> **Data provided**
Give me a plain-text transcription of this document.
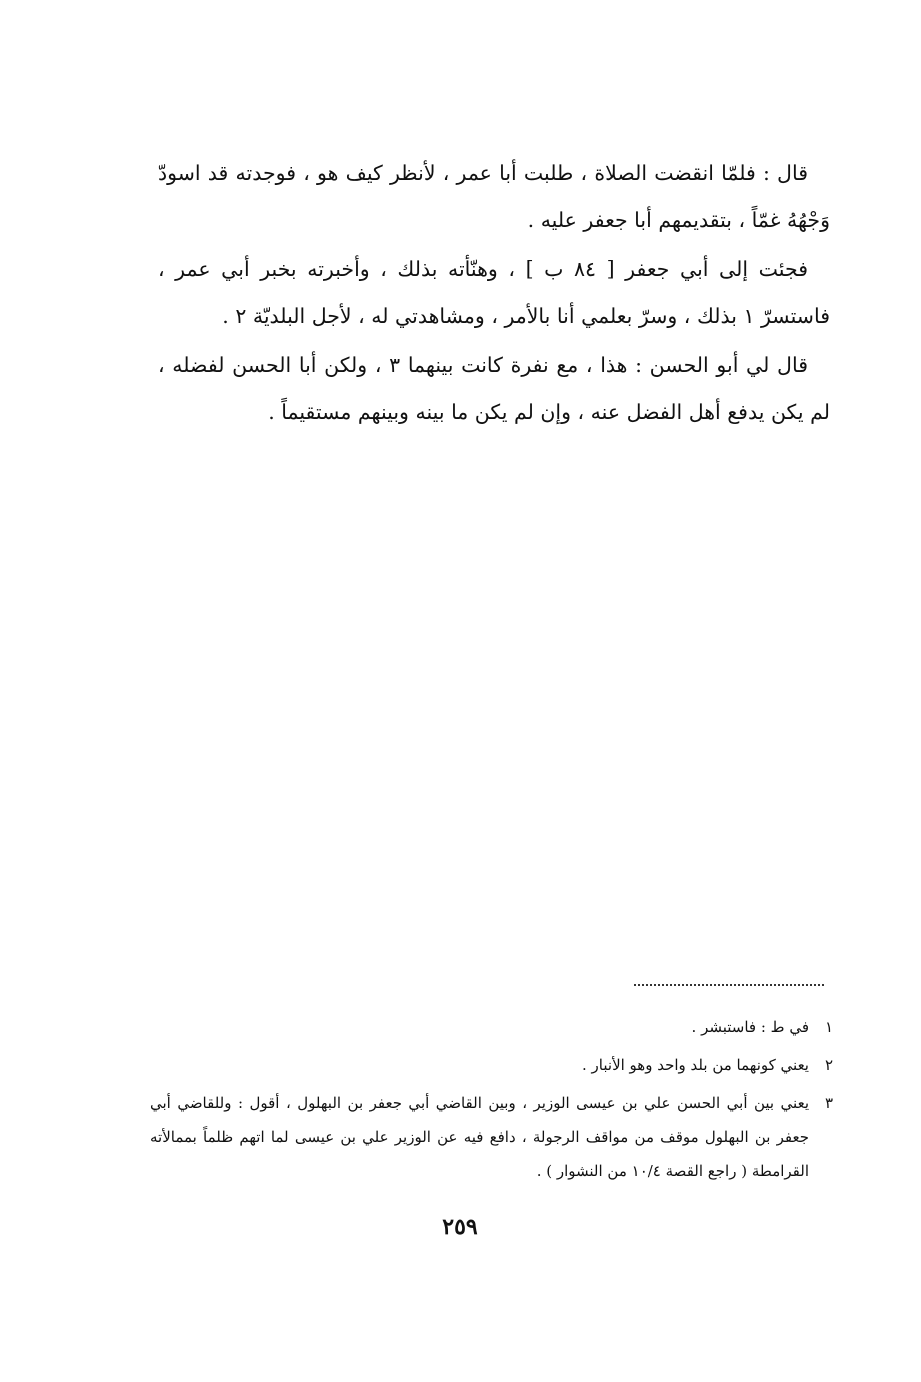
قال : فلمّا انقضت الصلاة ، طلبت أبا عمر ، لأنظر كيف هو ، فوجدته قد اسودّ وَجْهُهُ غمّاً ، بتقديمهم أبا جعفر عليه .

فجئت إلى أبي جعفر [ ٨٤ ب ] ، وهنّأته بذلك ، وأخبرته بخبر أبي عمر ، فاستسرّ ١ بذلك ، وسرّ بعلمي أنا بالأمر ، ومشاهدتي له ، لأجل البلديّة ٢ .

قال لي أبو الحسن : هذا ، مع نفرة كانت بينهما ٣ ، ولكن أبا الحسن لفضله ، لم يكن يدفع أهل الفضل عنه ، وإن لم يكن ما بينه وبينهم مستقيماً .

١
في ط : فاستبشر .

٢
يعني كونهما من بلد واحد وهو الأنبار .

٣
يعني بين أبي الحسن علي بن عيسى الوزير ، وبين القاضي أبي جعفر بن البهلول ، أقول : وللقاضي أبي جعفر بن البهلول موقف من مواقف الرجولة ، دافع فيه عن الوزير علي بن عيسى لما اتهم ظلماً بممالأته القرامطة ( راجع القصة ١٠/٤ من النشوار ) .

٢٥٩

> **Task**
Pictures are to be left out; the records above must be repeated word for word.

> **Full answer**
Give me a plain-text transcription of this document.
قال : فلمّا انقضت الصلاة ، طلبت أبا عمر ، لأنظر كيف هو ، فوجدته قد اسودّ وَجْهُهُ غمّاً ، بتقديمهم أبا جعفر عليه .

فجئت إلى أبي جعفر [ ٨٤ ب ] ، وهنّأته بذلك ، وأخبرته بخبر أبي عمر ، فاستسرّ ١ بذلك ، وسرّ بعلمي أنا بالأمر ، ومشاهدتي له ، لأجل البلديّة ٢ .

قال لي أبو الحسن : هذا ، مع نفرة كانت بينهما ٣ ، ولكن أبا الحسن لفضله ، لم يكن يدفع أهل الفضل عنه ، وإن لم يكن ما بينه وبينهم مستقيماً .

١
في ط : فاستبشر .

٢
يعني كونهما من بلد واحد وهو الأنبار .

٣
يعني بين أبي الحسن علي بن عيسى الوزير ، وبين القاضي أبي جعفر بن البهلول ، أقول : وللقاضي أبي جعفر بن البهلول موقف من مواقف الرجولة ، دافع فيه عن الوزير علي بن عيسى لما اتهم ظلماً بممالأته القرامطة ( راجع القصة ١٠/٤ من النشوار ) .

٢٥٩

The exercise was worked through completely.